▶ _Problem A_:
Convert the records, from their first line through the line containing "What elements are", into a Markdown table with the columns Row and Line. Put one line in each row, numbered in order, and leave out any blank lines.

[Start of Provided passage]

Total cash capital expenditures for the fourth quarter of 2008 were $251.5 million consisting of $1.6 million of non-discretionary cash capital expenditures, such as tower maintenance and general corporate CapEx and $249.9 million of discretionary cash capital expenditures. Discretionary cash CapEx includes $242.1 million incurred in connection with acquisitions and earn outs.
$6 million in new tower construction and $1.8 million for augmentations in tower upgrades. With respect to the land underneath our towers, we spent an aggregate of $7.9 million to buy land and easements and to extend ground lease terms.
As of year-end we own or control for more than 50 years the land underneath 26% of our towers. At this point I'll turn things over to Pam, who will provide an update on our liquidity position and balance sheet.
Pam Kline
Thanks Brendan. SBA ended the fourth quarter with $1.49 billion of commercial mortgage-backed pass-through certificates outstanding, $138.1 million of the 0.375% convertible senior notes, $550 million of 1.875% convertible senior notes, $230.6 million outstanding on our $285 million senior credit facility, a $149 million principle balance outstanding on our Optasite credit facility, and a $117.6 million of cash, short-term investments, and short-term restricted cash resulting in net debt of $2.4 billion.
During the fourth quarter of 2008 we repurchased and privately negotiated open market transactions. $211.9 million of our 0.375% convertible note and $65.5 million of our CMBS notes for a $147.8 million in cash and $3.4 million shares of our Class A common stock.
During the quarter, we issued 300,000 shares in connection with acquisitions and our share count at the year-end was a $117.5 million. The company's net debt to annualized adjusted EBITDA leverage ratio was 7.9 times at December 31, 2008.
Our net secured debt to annualized adjusted EBITDA leverage ratio was 5.7 times. Our auction rate securities are not included in our calculation of liquidity or net debt.
As of quarter end 85% of our debt was fixed rate and the weighted average cash coupon on all of our debt was 4.3% per year. Our fourth quarter cash interest coverage ratio of adjusted EBITDA to net cash interest was very strong 2.7 times.

[End of Provided passage]
[Start of Provided data]

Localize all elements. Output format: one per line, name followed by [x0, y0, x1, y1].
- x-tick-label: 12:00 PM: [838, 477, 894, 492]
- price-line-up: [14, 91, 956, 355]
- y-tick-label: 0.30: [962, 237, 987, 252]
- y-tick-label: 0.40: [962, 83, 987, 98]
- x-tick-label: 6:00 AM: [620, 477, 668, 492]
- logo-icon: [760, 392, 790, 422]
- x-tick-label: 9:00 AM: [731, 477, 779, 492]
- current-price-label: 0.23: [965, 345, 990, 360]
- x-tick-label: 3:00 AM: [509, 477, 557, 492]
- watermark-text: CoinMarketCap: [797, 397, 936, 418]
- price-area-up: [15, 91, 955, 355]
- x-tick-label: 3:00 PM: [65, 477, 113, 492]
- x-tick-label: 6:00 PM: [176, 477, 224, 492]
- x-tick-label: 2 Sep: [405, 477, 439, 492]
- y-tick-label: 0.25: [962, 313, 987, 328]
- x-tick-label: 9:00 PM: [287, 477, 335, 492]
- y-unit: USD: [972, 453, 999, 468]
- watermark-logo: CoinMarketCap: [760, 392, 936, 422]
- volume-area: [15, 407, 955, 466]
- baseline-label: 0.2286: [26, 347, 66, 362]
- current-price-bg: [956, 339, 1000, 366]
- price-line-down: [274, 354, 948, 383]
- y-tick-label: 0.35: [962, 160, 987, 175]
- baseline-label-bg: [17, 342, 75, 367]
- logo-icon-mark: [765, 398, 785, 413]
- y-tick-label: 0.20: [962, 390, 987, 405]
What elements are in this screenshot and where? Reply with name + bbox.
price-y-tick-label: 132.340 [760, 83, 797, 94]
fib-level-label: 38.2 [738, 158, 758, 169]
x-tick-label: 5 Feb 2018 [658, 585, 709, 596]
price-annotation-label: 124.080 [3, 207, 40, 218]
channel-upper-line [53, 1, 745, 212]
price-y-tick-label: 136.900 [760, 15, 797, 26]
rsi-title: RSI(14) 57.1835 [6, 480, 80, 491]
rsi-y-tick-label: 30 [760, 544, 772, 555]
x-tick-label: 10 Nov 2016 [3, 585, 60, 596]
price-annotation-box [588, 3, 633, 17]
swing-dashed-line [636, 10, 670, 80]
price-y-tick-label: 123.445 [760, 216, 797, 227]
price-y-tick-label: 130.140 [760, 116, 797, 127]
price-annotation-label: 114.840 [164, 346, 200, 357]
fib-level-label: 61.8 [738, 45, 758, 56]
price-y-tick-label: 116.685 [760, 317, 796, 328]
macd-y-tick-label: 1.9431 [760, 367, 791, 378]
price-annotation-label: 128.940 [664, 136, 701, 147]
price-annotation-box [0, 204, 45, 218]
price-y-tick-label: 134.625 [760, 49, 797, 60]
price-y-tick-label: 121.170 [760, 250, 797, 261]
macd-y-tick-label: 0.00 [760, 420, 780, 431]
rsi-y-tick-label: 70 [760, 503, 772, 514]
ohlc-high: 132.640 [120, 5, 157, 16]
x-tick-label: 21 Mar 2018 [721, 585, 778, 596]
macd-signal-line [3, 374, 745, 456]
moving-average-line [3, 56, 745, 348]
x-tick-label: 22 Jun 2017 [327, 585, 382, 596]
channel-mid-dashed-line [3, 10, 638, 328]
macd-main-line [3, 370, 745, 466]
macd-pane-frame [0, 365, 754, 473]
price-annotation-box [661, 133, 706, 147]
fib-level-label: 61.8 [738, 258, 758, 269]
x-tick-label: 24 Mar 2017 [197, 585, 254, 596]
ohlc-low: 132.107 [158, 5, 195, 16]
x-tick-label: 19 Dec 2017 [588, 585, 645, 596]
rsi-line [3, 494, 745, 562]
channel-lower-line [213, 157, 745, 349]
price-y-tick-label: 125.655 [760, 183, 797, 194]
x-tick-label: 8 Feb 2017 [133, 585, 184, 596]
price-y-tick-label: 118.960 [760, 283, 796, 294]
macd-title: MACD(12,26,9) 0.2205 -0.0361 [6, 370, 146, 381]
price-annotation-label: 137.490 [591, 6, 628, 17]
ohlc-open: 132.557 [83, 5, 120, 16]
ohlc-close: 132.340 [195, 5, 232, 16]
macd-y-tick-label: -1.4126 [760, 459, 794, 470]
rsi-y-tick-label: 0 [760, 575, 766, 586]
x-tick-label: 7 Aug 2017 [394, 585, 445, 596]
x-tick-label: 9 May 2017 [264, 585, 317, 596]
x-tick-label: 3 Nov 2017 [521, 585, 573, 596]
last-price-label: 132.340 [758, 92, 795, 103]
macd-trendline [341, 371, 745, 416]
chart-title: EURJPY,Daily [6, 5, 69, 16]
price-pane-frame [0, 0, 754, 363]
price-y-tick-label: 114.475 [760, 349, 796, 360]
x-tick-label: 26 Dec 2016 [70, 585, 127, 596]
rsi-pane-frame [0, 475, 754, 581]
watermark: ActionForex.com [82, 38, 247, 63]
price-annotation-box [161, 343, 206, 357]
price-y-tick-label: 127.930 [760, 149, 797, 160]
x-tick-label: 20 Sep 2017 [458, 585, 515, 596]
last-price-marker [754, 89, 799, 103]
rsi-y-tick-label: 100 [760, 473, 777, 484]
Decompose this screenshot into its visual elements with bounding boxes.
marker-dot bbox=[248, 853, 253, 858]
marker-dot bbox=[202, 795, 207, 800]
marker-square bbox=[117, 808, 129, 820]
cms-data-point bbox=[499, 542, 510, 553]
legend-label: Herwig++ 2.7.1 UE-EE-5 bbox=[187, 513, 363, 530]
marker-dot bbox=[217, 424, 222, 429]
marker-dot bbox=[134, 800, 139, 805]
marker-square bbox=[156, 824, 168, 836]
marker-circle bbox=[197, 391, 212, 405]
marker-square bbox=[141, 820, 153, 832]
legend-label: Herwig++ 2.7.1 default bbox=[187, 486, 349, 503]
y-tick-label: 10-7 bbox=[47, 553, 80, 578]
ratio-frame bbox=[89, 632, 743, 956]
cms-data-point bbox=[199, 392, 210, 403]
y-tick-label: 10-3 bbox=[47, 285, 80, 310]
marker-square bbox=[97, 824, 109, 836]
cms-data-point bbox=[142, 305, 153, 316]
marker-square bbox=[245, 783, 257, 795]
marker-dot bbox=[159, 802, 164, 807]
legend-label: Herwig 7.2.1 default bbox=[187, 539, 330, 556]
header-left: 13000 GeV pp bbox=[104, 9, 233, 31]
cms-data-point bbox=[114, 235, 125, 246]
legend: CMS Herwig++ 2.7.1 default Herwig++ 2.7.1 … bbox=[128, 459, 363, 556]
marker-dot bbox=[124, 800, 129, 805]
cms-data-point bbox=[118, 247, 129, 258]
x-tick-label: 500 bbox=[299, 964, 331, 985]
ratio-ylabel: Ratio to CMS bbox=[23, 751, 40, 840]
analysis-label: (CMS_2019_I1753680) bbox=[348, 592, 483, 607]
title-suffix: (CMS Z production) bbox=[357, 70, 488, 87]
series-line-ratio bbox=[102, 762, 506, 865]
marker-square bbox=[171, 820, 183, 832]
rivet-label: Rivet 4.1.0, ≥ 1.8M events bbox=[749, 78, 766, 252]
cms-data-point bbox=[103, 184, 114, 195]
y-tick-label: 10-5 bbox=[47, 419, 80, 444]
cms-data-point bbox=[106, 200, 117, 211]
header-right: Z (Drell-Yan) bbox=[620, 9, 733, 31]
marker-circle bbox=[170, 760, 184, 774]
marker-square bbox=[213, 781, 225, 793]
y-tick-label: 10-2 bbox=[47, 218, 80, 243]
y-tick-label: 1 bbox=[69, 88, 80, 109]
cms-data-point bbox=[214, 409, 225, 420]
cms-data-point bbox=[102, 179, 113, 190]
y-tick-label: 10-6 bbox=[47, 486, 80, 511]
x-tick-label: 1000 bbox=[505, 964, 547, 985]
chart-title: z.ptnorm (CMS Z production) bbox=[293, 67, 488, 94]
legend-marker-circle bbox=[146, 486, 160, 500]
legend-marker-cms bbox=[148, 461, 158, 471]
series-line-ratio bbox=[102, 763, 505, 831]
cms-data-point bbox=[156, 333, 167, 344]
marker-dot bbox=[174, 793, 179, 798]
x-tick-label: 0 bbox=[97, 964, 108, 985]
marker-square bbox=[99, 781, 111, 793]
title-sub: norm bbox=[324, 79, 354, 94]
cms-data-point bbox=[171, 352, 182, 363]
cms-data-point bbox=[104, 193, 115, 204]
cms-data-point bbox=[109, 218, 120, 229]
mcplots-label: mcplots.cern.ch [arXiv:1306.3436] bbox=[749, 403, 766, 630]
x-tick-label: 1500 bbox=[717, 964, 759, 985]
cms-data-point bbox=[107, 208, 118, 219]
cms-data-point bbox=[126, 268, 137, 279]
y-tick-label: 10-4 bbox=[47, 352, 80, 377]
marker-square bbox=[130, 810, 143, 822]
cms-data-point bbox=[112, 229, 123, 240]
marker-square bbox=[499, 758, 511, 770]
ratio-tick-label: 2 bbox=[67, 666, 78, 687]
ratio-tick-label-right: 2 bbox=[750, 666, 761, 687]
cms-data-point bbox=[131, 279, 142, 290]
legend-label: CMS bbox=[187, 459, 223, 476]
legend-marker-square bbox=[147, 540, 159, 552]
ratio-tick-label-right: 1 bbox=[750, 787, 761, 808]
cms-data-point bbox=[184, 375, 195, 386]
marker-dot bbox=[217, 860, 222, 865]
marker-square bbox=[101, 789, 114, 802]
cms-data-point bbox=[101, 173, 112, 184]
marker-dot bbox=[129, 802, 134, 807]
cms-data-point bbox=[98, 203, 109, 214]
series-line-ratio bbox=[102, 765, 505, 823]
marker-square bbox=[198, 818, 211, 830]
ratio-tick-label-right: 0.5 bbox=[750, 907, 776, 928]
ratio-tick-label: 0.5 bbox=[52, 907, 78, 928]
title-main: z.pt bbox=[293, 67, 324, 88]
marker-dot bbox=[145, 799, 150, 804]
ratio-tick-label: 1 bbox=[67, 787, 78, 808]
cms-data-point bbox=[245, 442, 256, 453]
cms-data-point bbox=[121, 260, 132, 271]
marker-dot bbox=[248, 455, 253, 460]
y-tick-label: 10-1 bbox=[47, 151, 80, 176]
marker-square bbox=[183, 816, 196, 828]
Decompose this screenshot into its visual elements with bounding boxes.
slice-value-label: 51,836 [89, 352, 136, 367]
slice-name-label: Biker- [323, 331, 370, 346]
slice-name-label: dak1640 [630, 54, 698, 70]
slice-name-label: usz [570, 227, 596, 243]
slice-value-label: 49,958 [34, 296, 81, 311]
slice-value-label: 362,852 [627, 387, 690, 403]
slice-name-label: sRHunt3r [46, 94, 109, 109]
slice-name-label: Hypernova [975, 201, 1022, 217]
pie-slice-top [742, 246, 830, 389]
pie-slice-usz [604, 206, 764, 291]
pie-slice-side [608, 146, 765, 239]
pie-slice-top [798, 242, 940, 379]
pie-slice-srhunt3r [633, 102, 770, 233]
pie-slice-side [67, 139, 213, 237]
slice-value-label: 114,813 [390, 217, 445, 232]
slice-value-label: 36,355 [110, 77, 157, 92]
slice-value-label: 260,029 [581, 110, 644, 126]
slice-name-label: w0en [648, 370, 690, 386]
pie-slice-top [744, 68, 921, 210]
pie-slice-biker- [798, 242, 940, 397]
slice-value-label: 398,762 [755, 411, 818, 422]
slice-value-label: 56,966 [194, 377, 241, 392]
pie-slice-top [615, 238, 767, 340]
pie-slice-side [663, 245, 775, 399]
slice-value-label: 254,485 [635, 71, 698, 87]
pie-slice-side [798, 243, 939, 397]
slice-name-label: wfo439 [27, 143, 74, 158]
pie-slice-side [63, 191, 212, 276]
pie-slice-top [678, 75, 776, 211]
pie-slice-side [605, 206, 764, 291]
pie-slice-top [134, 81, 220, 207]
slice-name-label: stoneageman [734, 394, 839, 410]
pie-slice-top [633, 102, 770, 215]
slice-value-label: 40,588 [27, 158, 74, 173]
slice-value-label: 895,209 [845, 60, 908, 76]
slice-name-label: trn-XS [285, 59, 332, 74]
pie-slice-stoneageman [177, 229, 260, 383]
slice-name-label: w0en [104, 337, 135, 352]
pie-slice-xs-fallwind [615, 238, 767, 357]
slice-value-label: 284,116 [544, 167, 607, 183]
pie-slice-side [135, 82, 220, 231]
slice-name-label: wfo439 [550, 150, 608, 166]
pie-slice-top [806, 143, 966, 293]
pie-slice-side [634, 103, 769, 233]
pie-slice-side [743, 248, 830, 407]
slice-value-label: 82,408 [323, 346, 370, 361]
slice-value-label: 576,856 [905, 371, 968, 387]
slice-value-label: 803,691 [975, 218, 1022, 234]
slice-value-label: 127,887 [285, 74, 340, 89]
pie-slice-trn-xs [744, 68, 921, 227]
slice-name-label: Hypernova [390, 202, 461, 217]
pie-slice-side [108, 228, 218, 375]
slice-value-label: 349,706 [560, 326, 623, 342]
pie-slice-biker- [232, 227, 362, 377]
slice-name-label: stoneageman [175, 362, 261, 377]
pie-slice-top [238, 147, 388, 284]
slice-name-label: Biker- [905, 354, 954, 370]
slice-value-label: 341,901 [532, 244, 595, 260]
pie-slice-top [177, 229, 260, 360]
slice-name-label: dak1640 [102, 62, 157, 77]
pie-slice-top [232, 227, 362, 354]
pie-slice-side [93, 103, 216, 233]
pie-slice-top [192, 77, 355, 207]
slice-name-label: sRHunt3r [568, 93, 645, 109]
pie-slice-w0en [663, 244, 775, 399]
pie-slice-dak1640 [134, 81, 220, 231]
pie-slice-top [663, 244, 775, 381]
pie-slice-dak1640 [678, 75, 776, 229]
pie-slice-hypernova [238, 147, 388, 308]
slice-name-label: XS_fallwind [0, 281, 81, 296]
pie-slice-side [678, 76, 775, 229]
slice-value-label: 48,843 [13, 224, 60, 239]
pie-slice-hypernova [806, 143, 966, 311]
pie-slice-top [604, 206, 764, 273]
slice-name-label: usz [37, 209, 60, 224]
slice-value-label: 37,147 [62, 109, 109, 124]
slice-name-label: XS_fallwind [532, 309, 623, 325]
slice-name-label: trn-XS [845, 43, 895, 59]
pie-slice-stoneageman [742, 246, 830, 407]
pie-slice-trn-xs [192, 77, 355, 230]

[End of Provided data]

▶ _Problem B_:
According to the earnings call excerpt, what was the company's net debt to annualized adjusted EBITDA leverage ratio at December 31, 2008?

▶ _Problem solution A_:
| Row | Line |
|---|---|
| 1 | Localize all elements. Output format: one per line, name followed by [x0, y0, x1, y1]. |
| 2 | - x-tick-label: 12:00 PM: [838, 477, 894, 492] |
| 3 | - price-line-up: [14, 91, 956, 355] |
| 4 | - y-tick-label: 0.30: [962, 237, 987, 252] |
| 5 | - y-tick-label: 0.40: [962, 83, 987, 98] |
| 6 | - x-tick-label: 6:00 AM: [620, 477, 668, 492] |
| 7 | - logo-icon: [760, 392, 790, 422] |
| 8 | - x-tick-label: 9:00 AM: [731, 477, 779, 492] |
| 9 | - current-price-label: 0.23: [965, 345, 990, 360] |
| 10 | - x-tick-label: 3:00 AM: [509, 477, 557, 492] |
| 11 | - watermark-text: CoinMarketCap: [797, 397, 936, 418] |
| 12 | - price-area-up: [15, 91, 955, 355] |
| 13 | - x-tick-label: 3:00 PM: [65, 477, 113, 492] |
| 14 | - x-tick-label: 6:00 PM: [176, 477, 224, 492] |
| 15 | - x-tick-label: 2 Sep: [405, 477, 439, 492] |
| 16 | - y-tick-label: 0.25: [962, 313, 987, 328] |
| 17 | - x-tick-label: 9:00 PM: [287, 477, 335, 492] |
| 18 | - y-unit: USD: [972, 453, 999, 468] |
| 19 | - watermark-logo: CoinMarketCap: [760, 392, 936, 422] |
| 20 | - volume-area: [15, 407, 955, 466] |
| 21 | - baseline-label: 0.2286: [26, 347, 66, 362] |
| 22 | - current-price-bg: [956, 339, 1000, 366] |
| 23 | - price-line-down: [274, 354, 948, 383] |
| 24 | - y-tick-label: 0.35: [962, 160, 987, 175] |
| 25 | - baseline-label-bg: [17, 342, 75, 367] |
| 26 | - logo-icon-mark: [765, 398, 785, 413] |
| 27 | - y-tick-label: 0.20: [962, 390, 987, 405] |
| 28 | What elements are in this screenshot and where? Reply with name + bbox. |

▶ _Problem solution B_:
7.9 times